Task statement —
Note each line of the listing that contains the string "kicks", and copy it.
########
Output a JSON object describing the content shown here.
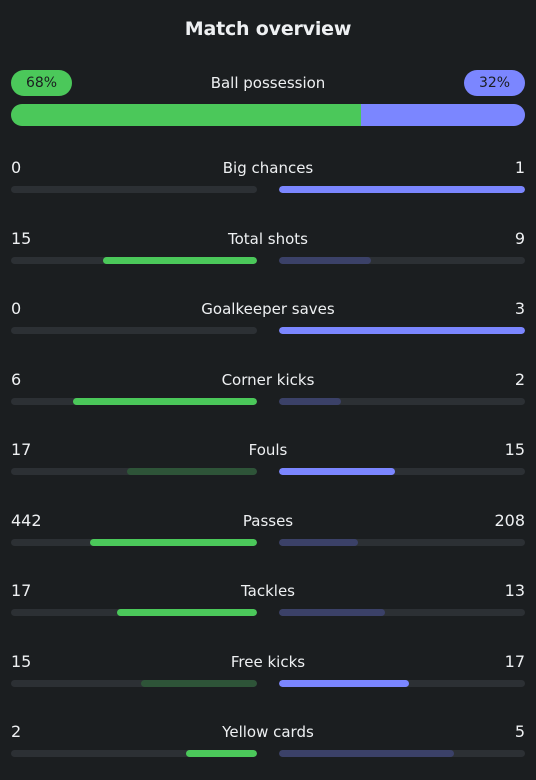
{
  "title": "Match overview",
  "possession": {
    "label": "Ball possession",
    "home_label": "68%",
    "away_label": "32%",
    "home_pct": 68,
    "away_pct": 32
  },
  "colors": {
    "home_strong": "#4bc85a",
    "home_weak": "#2e5438",
    "away_strong": "#7b86ff",
    "away_weak": "#3b4168",
    "track": "#2c3034"
  },
  "stats": [
    {
      "label": "Big chances",
      "home": "0",
      "away": "1",
      "home_fill": 0,
      "away_fill": 1.0,
      "home_strong": false,
      "away_strong": true
    },
    {
      "label": "Total shots",
      "home": "15",
      "away": "9",
      "home_fill": 0.625,
      "away_fill": 0.375,
      "home_strong": true,
      "away_strong": false
    },
    {
      "label": "Goalkeeper saves",
      "home": "0",
      "away": "3",
      "home_fill": 0,
      "away_fill": 1.0,
      "home_strong": false,
      "away_strong": true
    },
    {
      "label": "Corner kicks",
      "home": "6",
      "away": "2",
      "home_fill": 0.75,
      "away_fill": 0.25,
      "home_strong": true,
      "away_strong": false
    },
    {
      "label": "Fouls",
      "home": "17",
      "away": "15",
      "home_fill": 0.53,
      "away_fill": 0.47,
      "home_strong": false,
      "away_strong": true
    },
    {
      "label": "Passes",
      "home": "442",
      "away": "208",
      "home_fill": 0.68,
      "away_fill": 0.32,
      "home_strong": true,
      "away_strong": false
    },
    {
      "label": "Tackles",
      "home": "17",
      "away": "13",
      "home_fill": 0.57,
      "away_fill": 0.43,
      "home_strong": true,
      "away_strong": false
    },
    {
      "label": "Free kicks",
      "home": "15",
      "away": "17",
      "home_fill": 0.47,
      "away_fill": 0.53,
      "home_strong": false,
      "away_strong": true
    },
    {
      "label": "Yellow cards",
      "home": "2",
      "away": "5",
      "home_fill": 0.29,
      "away_fill": 0.71,
      "home_strong": true,
      "away_strong": false
    }
  ]
}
########
Answer in full —
      "label": "Corner kicks",
      "label": "Free kicks",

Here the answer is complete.